Start of PROVIDED RECORDS
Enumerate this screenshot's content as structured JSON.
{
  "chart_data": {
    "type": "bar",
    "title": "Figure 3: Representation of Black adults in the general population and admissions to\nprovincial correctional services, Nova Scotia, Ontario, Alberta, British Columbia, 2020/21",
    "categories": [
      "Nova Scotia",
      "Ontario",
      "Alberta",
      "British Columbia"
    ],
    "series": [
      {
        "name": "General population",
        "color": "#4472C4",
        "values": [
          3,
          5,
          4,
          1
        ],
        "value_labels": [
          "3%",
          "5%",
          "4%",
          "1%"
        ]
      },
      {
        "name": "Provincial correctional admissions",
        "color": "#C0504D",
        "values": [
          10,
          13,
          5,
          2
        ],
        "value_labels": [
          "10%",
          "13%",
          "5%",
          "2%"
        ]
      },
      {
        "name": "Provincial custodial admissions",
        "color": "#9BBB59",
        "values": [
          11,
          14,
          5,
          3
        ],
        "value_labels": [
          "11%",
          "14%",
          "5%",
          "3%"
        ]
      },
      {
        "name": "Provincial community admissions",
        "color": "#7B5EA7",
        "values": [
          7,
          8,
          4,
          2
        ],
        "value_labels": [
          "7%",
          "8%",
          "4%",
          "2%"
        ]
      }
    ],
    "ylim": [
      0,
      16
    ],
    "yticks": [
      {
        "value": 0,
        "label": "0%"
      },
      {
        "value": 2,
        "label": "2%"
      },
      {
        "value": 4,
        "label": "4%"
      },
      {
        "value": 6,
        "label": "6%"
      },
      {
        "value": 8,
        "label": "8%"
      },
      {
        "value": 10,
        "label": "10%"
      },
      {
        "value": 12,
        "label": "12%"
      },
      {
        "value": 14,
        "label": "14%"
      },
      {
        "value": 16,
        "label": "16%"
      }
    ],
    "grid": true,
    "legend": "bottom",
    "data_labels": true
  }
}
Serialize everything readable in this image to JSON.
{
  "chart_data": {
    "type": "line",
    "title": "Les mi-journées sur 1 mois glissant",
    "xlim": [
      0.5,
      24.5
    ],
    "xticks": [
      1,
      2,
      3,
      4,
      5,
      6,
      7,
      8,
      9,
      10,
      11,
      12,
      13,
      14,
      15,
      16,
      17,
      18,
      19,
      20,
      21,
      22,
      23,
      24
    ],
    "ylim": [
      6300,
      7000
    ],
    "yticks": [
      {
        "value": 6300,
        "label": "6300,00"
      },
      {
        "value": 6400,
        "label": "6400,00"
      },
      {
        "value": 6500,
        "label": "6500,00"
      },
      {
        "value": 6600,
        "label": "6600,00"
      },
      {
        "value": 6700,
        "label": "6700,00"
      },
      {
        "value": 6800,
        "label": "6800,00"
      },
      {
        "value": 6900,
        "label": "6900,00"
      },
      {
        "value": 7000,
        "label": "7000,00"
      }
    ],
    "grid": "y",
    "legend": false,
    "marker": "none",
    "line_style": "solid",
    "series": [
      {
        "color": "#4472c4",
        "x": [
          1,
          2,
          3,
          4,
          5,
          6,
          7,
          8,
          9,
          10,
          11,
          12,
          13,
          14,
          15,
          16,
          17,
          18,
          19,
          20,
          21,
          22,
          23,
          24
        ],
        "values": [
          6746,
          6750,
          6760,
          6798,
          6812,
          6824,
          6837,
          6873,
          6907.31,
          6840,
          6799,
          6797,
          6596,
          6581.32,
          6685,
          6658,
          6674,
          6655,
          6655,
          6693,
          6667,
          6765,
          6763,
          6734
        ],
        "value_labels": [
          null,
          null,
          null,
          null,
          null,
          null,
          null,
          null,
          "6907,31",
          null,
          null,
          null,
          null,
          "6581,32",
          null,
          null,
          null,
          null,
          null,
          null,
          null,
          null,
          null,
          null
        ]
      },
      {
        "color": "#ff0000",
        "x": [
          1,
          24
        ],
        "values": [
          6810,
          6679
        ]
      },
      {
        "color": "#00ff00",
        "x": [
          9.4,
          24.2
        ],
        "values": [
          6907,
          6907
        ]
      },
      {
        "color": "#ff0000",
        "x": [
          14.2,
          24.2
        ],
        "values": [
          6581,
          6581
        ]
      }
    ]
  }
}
End of PROVIDED RECORDS
> TASK REQUIREMENTS: Pick each line holding the word "title" out of the listing.

> EXERCISE RESULT:
    "title": "Figure 3: Representation of Black adults in the general population and admissions to\nprovincial correctional services, Nova Scotia, Ontario, Alberta, British Columbia, 2020/21",
    "title": "Les mi-journées sur 1 mois glissant",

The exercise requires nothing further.